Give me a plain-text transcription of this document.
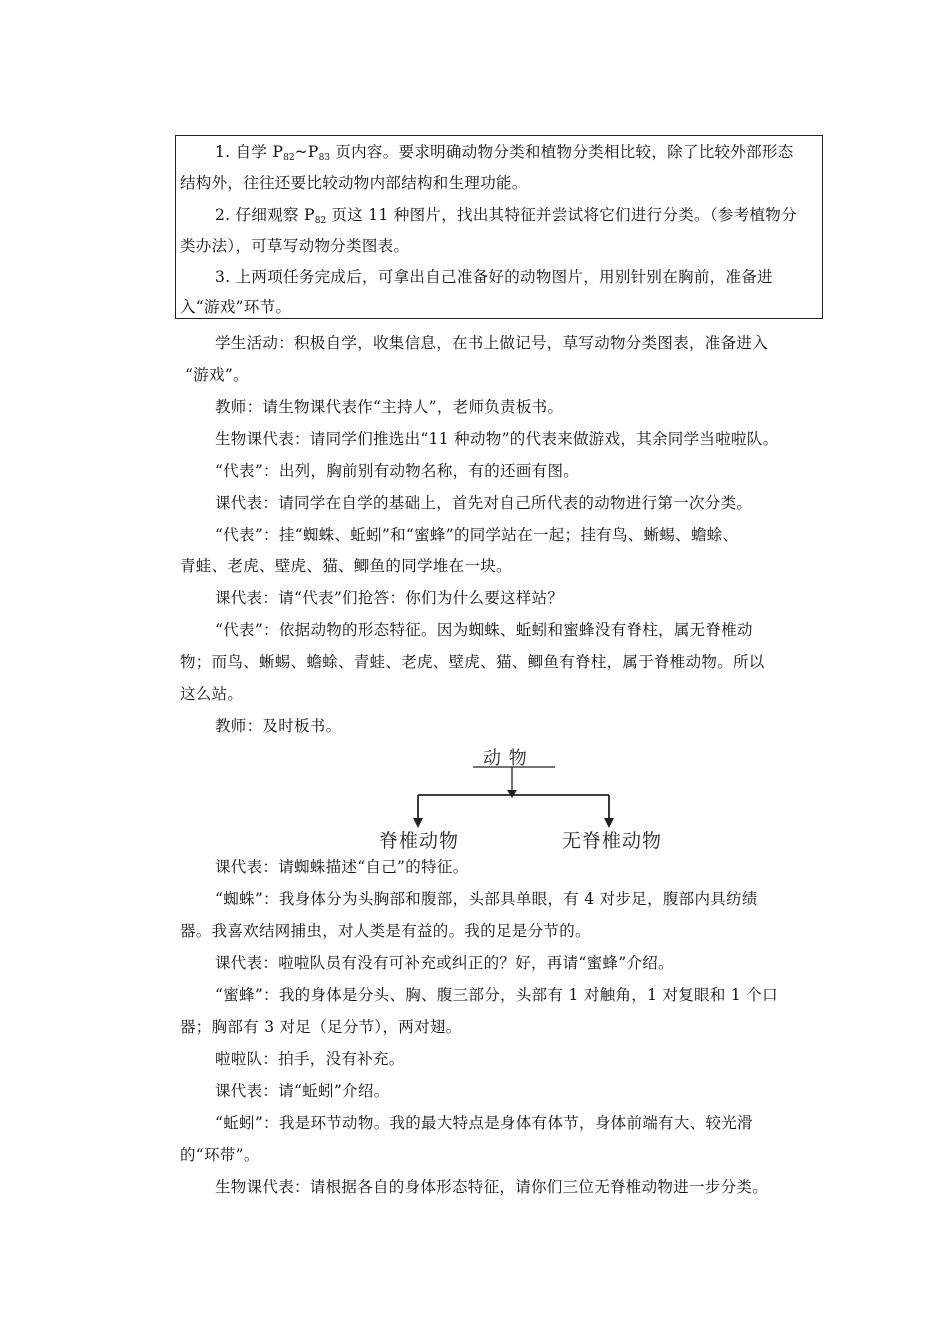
1. 自学 $P_{82}\sim P_{83}$ 页内容。要求明确动物分类和植物分类相比较，除了比较外部形态
结构外，往往还要比较动物内部结构和生理功能。
2. 仔细观察 $P_{82}$ 页这 11 种图片，找出其特征并尝试将它们进行分类。（参考植物分
类办法），可草写动物分类图表。
3. 上两项任务完成后，可拿出自己准备好的动物图片，用别针别在胸前，准备进
入“游戏”环节。
学生活动：积极自学，收集信息，在书上做记号，草写动物分类图表，准备进入
“游戏”。
教师：请生物课代表作“主持人”，老师负责板书。
生物课代表：请同学们推选出“11 种动物”的代表来做游戏，其余同学当啦啦队。
“代表”：出列，胸前别有动物名称，有的还画有图。
课代表：请同学在自学的基础上，首先对自己所代表的动物进行第一次分类。
“代表”：挂“蜘蛛、蚯蚓”和“蜜蜂”的同学站在一起；挂有鸟、蜥蜴、蟾蜍、
青蛙、老虎、壁虎、猫、鲫鱼的同学堆在一块。
课代表：请“代表”们抢答：你们为什么要这样站？
“代表”：依据动物的形态特征。因为蜘蛛、蚯蚓和蜜蜂没有脊柱，属无脊椎动
物；而鸟、蜥蜴、蟾蜍、青蛙、老虎、壁虎、猫、鲫鱼有脊柱，属于脊椎动物。所以
这么站。
教师：及时板书。
动 物
脊椎动物	无脊椎动物
课代表：请蜘蛛描述“自己”的特征。
“蜘蛛”：我身体分为头胸部和腹部，头部具单眼，有 4 对步足，腹部内具纺绩
器。我喜欢结网捕虫，对人类是有益的。我的足是分节的。
课代表：啦啦队员有没有可补充或纠正的？好，再请“蜜蜂”介绍。
“蜜蜂”：我的身体是分头、胸、腹三部分，头部有 1 对触角，1 对复眼和 1 个口
器；胸部有 3 对足（足分节），两对翅。
啦啦队：拍手，没有补充。
课代表：请“蚯蚓”介绍。
“蚯蚓”：我是环节动物。我的最大特点是身体有体节，身体前端有大、较光滑
的“环带”。
生物课代表：请根据各自的身体形态特征，请你们三位无脊椎动物进一步分类。
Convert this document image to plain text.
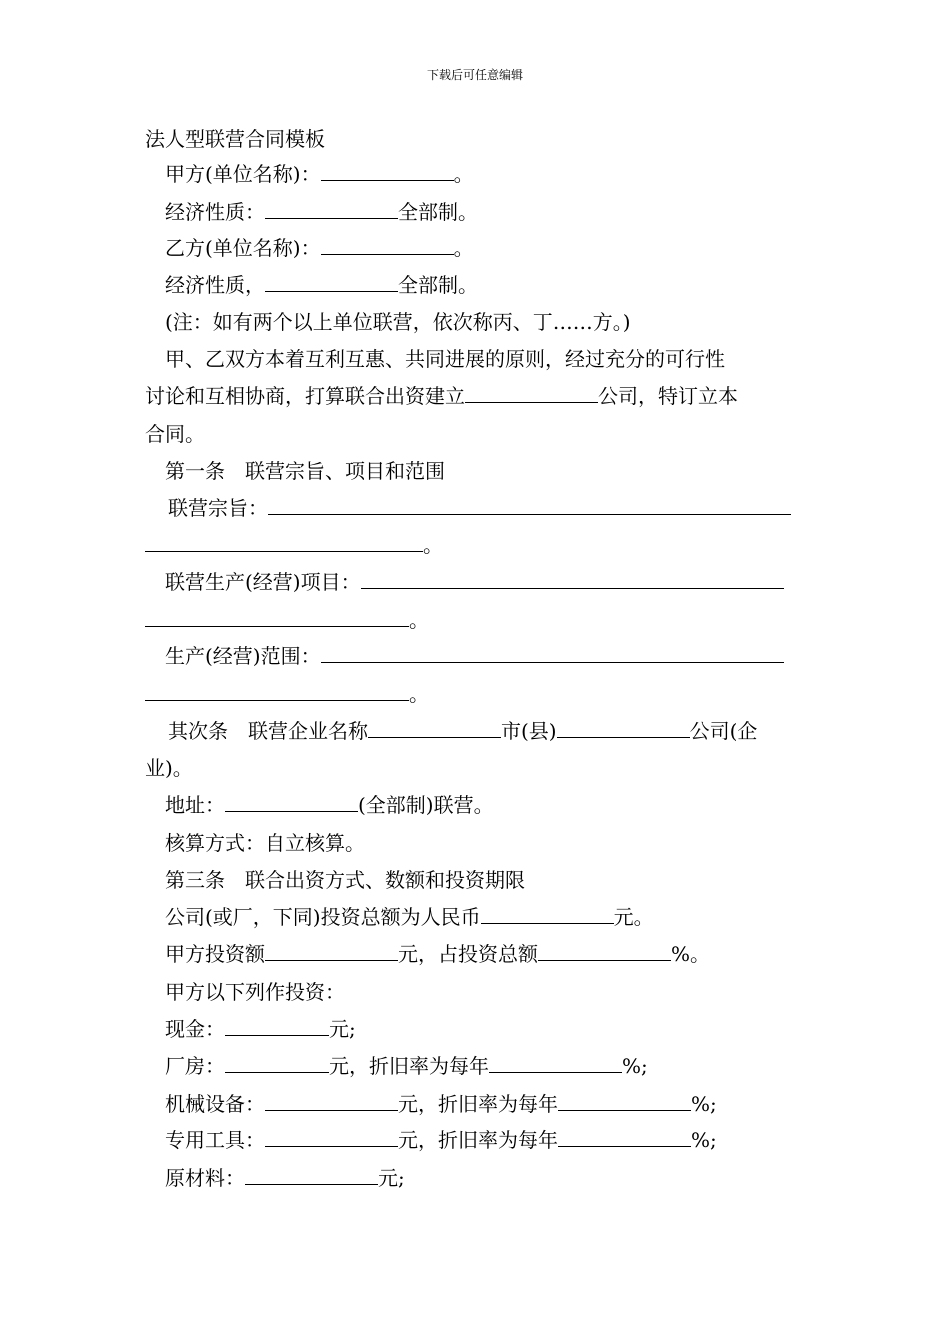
下载后可任意编辑
法人型联营合同模板
甲方(单位名称)：	。
经济性质：	全部制。
乙方(单位名称)：	。
经济性质，	全部制。
(注：如有两个以上单位联营，依次称丙、丁……方。)
甲、乙双方本着互利互惠、共同进展的原则，经过充分的可行性
讨论和互相协商，打算联合出资建立	公司，特订立本
合同。
第一条　联营宗旨、项目和范围
联营宗旨：
。
联营生产(经营)项目：
。
生产(经营)范围：
。
其次条　联营企业名称	市(县)	公司(企
业)。
地址：	(全部制)联营。
核算方式：自立核算。
第三条　联合出资方式、数额和投资期限
公司(或厂，下同)投资总额为人民币	元。
甲方投资额	元，占投资总额	%。
甲方以下列作投资：
现金：	元;
厂房：	元，折旧率为每年	%;
机械设备：	元，折旧率为每年	%;
专用工具：	元，折旧率为每年	%;
原材料：	元;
----
→ What to produce:
Make a word-for-word copy of the entries, without any pictures.

→ Exercise result:
Give me a plain-text transcription of this document.
1. 自学 $P_{82}\sim P_{83}$ 页内容。要求明确动物分类和植物分类相比较，除了比较外部形态
结构外，往往还要比较动物内部结构和生理功能。
2. 仔细观察 $P_{82}$ 页这 11 种图片，找出其特征并尝试将它们进行分类。（参考植物分
类办法），可草写动物分类图表。
3. 上两项任务完成后，可拿出自己准备好的动物图片，用别针别在胸前，准备进
入“游戏”环节。
学生活动：积极自学，收集信息，在书上做记号，草写动物分类图表，准备进入
“游戏”。
教师：请生物课代表作“主持人”，老师负责板书。
生物课代表：请同学们推选出“11 种动物”的代表来做游戏，其余同学当啦啦队。
“代表”：出列，胸前别有动物名称，有的还画有图。
课代表：请同学在自学的基础上，首先对自己所代表的动物进行第一次分类。
“代表”：挂“蜘蛛、蚯蚓”和“蜜蜂”的同学站在一起；挂有鸟、蜥蜴、蟾蜍、
青蛙、老虎、壁虎、猫、鲫鱼的同学堆在一块。
课代表：请“代表”们抢答：你们为什么要这样站？
“代表”：依据动物的形态特征。因为蜘蛛、蚯蚓和蜜蜂没有脊柱，属无脊椎动
物；而鸟、蜥蜴、蟾蜍、青蛙、老虎、壁虎、猫、鲫鱼有脊柱，属于脊椎动物。所以
这么站。
教师：及时板书。
动 物
脊椎动物	无脊椎动物
课代表：请蜘蛛描述“自己”的特征。
“蜘蛛”：我身体分为头胸部和腹部，头部具单眼，有 4 对步足，腹部内具纺绩
器。我喜欢结网捕虫，对人类是有益的。我的足是分节的。
课代表：啦啦队员有没有可补充或纠正的？好，再请“蜜蜂”介绍。
“蜜蜂”：我的身体是分头、胸、腹三部分，头部有 1 对触角，1 对复眼和 1 个口
器；胸部有 3 对足（足分节），两对翅。
啦啦队：拍手，没有补充。
课代表：请“蚯蚓”介绍。
“蚯蚓”：我是环节动物。我的最大特点是身体有体节，身体前端有大、较光滑
的“环带”。
生物课代表：请根据各自的身体形态特征，请你们三位无脊椎动物进一步分类。
Convert this document image to plain text.
下载后可任意编辑
法人型联营合同模板
甲方(单位名称)：	。
经济性质：	全部制。
乙方(单位名称)：	。
经济性质，	全部制。
(注：如有两个以上单位联营，依次称丙、丁……方。)
甲、乙双方本着互利互惠、共同进展的原则，经过充分的可行性
讨论和互相协商，打算联合出资建立	公司，特订立本
合同。
第一条　联营宗旨、项目和范围
联营宗旨：
。
联营生产(经营)项目：
。
生产(经营)范围：
。
其次条　联营企业名称	市(县)	公司(企
业)。
地址：	(全部制)联营。
核算方式：自立核算。
第三条　联合出资方式、数额和投资期限
公司(或厂，下同)投资总额为人民币	元。
甲方投资额	元，占投资总额	%。
甲方以下列作投资：
现金：	元;
厂房：	元，折旧率为每年	%;
机械设备：	元，折旧率为每年	%;
专用工具：	元，折旧率为每年	%;
原材料：	元;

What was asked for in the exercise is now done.